— Start INFORMATION SHOWN —
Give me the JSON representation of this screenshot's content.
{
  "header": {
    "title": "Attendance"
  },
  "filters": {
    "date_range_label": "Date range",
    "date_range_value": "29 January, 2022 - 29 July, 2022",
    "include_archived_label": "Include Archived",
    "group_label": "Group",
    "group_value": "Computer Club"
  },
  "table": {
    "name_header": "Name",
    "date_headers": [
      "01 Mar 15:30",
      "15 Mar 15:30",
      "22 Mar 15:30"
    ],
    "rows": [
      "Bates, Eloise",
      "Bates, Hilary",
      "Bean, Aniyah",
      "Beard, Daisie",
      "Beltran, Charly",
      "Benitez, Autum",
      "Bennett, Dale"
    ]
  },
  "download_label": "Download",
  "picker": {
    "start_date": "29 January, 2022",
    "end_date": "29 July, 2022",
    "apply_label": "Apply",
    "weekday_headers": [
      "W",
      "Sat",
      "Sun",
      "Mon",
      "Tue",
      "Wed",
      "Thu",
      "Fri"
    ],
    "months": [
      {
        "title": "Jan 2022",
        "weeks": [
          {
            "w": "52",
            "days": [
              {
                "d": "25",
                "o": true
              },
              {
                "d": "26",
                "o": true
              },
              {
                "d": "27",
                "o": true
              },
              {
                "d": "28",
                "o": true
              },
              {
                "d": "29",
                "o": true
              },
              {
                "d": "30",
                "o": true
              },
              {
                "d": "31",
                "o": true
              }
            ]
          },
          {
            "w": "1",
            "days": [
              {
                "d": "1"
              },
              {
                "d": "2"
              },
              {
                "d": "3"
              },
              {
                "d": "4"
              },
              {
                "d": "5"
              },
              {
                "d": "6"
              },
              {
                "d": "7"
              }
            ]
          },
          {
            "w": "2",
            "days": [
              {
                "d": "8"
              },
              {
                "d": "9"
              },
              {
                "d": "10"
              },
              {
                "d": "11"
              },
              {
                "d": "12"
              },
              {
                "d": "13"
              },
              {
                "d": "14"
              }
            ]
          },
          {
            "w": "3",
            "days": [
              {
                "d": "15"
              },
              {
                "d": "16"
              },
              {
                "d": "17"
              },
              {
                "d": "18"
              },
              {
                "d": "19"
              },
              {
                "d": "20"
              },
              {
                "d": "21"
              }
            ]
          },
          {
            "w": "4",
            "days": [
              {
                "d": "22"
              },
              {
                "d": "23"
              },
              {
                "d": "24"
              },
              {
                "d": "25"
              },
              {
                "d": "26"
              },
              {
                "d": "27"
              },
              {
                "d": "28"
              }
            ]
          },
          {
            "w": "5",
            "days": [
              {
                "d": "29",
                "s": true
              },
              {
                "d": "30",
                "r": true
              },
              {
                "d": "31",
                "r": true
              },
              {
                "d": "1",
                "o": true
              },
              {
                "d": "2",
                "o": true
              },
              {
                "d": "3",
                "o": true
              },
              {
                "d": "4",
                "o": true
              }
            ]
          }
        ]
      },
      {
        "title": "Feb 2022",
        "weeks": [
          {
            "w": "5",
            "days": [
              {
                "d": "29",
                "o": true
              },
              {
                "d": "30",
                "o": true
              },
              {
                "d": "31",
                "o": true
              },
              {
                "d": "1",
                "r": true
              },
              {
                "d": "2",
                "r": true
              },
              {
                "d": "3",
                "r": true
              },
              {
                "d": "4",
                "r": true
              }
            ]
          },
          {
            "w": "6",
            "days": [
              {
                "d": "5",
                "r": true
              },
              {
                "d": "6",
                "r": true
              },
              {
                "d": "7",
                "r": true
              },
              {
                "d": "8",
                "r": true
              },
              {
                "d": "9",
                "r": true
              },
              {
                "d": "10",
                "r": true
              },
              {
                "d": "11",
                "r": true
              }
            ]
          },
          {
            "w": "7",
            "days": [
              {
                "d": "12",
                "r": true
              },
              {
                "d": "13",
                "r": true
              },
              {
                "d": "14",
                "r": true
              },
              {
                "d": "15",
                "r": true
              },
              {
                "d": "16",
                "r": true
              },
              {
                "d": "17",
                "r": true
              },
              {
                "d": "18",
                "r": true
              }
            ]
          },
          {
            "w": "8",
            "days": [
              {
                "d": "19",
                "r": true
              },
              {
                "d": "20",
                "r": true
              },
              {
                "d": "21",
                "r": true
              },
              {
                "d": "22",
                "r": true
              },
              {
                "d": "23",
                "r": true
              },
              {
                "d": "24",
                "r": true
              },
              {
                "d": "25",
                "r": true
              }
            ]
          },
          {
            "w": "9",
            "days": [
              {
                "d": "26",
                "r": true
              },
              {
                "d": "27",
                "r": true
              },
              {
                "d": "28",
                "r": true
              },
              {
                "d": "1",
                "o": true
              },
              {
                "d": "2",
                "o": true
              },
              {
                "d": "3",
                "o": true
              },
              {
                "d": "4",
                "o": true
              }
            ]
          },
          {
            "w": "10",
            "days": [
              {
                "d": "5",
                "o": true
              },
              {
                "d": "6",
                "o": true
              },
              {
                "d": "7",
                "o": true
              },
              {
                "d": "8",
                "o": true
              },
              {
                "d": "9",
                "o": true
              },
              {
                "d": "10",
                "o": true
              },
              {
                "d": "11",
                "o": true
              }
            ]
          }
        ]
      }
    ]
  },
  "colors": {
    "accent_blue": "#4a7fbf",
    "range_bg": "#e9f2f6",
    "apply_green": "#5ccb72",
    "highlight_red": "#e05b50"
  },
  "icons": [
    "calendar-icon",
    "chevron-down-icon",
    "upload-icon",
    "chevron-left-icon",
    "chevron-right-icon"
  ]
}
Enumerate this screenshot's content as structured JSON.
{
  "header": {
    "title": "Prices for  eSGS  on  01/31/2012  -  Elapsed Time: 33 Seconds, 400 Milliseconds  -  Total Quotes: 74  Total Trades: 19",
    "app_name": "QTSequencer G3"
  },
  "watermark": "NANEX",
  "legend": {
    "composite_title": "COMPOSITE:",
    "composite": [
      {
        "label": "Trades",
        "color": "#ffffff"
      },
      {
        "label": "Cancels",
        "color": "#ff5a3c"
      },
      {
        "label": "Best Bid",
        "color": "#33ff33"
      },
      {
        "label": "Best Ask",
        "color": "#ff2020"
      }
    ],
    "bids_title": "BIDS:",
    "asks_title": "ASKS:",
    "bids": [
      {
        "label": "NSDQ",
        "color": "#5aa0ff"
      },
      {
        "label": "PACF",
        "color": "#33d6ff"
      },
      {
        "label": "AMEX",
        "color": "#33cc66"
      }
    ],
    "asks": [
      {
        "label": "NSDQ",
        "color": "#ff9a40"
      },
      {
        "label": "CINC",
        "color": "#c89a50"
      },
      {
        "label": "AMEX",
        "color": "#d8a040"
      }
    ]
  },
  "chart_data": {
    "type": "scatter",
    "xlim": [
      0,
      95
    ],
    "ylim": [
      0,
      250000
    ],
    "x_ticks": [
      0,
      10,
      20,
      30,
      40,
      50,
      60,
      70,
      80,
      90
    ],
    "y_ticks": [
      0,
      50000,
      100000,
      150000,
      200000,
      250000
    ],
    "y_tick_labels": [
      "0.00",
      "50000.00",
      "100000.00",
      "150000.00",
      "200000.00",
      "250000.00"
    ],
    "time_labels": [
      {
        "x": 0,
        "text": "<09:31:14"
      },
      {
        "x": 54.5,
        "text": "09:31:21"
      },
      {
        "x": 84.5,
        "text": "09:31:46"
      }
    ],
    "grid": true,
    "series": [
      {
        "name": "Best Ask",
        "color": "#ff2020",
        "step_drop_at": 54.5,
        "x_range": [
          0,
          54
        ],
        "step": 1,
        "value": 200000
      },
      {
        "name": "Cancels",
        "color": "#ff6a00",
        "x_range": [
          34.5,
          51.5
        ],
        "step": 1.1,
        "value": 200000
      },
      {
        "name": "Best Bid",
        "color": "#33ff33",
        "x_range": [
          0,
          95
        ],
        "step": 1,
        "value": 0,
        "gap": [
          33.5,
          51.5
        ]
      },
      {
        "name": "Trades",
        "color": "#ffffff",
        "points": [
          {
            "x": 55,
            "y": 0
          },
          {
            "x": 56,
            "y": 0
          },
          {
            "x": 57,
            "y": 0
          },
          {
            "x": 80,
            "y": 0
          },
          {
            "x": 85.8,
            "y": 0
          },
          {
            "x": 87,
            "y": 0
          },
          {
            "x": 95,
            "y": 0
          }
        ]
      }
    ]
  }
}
— End INFORMATION SHOWN —
THE TASK -
In the listing above, find the lines holding the word "content" and copy them.

RESPONSE -
Give me the JSON representation of this screenshot's content.
Enumerate this screenshot's content as structured JSON.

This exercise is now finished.